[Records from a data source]
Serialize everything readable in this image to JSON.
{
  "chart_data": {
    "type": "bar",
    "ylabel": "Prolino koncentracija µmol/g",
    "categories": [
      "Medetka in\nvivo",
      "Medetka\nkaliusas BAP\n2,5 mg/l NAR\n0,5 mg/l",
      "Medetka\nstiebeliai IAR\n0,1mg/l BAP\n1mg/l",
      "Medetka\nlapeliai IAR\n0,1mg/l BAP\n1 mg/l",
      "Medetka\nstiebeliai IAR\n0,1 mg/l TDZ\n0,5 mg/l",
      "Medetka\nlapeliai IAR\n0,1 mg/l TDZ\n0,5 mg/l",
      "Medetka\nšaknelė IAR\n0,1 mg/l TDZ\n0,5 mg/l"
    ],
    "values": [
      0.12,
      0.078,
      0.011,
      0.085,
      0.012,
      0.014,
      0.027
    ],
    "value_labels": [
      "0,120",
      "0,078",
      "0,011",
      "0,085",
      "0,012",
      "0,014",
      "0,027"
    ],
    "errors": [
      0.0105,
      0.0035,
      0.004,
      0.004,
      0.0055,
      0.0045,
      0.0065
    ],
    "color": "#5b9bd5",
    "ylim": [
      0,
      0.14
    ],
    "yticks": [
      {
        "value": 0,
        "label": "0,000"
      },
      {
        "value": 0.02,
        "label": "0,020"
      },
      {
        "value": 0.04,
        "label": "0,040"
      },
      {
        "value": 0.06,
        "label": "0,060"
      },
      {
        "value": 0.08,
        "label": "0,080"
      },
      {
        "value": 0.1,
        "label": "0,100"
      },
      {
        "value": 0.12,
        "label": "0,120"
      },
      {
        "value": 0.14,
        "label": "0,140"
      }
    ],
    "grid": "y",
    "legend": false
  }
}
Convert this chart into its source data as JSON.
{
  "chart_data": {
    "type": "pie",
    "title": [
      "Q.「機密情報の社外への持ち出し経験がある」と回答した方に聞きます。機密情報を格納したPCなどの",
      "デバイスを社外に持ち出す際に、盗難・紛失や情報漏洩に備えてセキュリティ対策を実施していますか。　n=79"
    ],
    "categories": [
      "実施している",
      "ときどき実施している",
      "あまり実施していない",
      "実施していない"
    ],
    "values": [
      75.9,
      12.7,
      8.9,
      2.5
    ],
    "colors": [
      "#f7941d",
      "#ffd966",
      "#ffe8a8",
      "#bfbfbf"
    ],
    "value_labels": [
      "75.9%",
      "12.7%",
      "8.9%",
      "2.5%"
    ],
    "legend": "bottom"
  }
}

▶ **Set exercise**
Print back all the lines verbatim.

▶ **Full solution**
Serialize everything readable in this image to JSON.
{
  "chart_data": {
    "type": "bar",
    "ylabel": "Prolino koncentracija µmol/g",
    "categories": [
      "Medetka in\nvivo",
      "Medetka\nkaliusas BAP\n2,5 mg/l NAR\n0,5 mg/l",
      "Medetka\nstiebeliai IAR\n0,1mg/l BAP\n1mg/l",
      "Medetka\nlapeliai IAR\n0,1mg/l BAP\n1 mg/l",
      "Medetka\nstiebeliai IAR\n0,1 mg/l TDZ\n0,5 mg/l",
      "Medetka\nlapeliai IAR\n0,1 mg/l TDZ\n0,5 mg/l",
      "Medetka\nšaknelė IAR\n0,1 mg/l TDZ\n0,5 mg/l"
    ],
    "values": [
      0.12,
      0.078,
      0.011,
      0.085,
      0.012,
      0.014,
      0.027
    ],
    "value_labels": [
      "0,120",
      "0,078",
      "0,011",
      "0,085",
      "0,012",
      "0,014",
      "0,027"
    ],
    "errors": [
      0.0105,
      0.0035,
      0.004,
      0.004,
      0.0055,
      0.0045,
      0.0065
    ],
    "color": "#5b9bd5",
    "ylim": [
      0,
      0.14
    ],
    "yticks": [
      {
        "value": 0,
        "label": "0,000"
      },
      {
        "value": 0.02,
        "label": "0,020"
      },
      {
        "value": 0.04,
        "label": "0,040"
      },
      {
        "value": 0.06,
        "label": "0,060"
      },
      {
        "value": 0.08,
        "label": "0,080"
      },
      {
        "value": 0.1,
        "label": "0,100"
      },
      {
        "value": 0.12,
        "label": "0,120"
      },
      {
        "value": 0.14,
        "label": "0,140"
      }
    ],
    "grid": "y",
    "legend": false
  }
}
Convert this chart into its source data as JSON.
{
  "chart_data": {
    "type": "pie",
    "title": [
      "Q.「機密情報の社外への持ち出し経験がある」と回答した方に聞きます。機密情報を格納したPCなどの",
      "デバイスを社外に持ち出す際に、盗難・紛失や情報漏洩に備えてセキュリティ対策を実施していますか。　n=79"
    ],
    "categories": [
      "実施している",
      "ときどき実施している",
      "あまり実施していない",
      "実施していない"
    ],
    "values": [
      75.9,
      12.7,
      8.9,
      2.5
    ],
    "colors": [
      "#f7941d",
      "#ffd966",
      "#ffe8a8",
      "#bfbfbf"
    ],
    "value_labels": [
      "75.9%",
      "12.7%",
      "8.9%",
      "2.5%"
    ],
    "legend": "bottom"
  }
}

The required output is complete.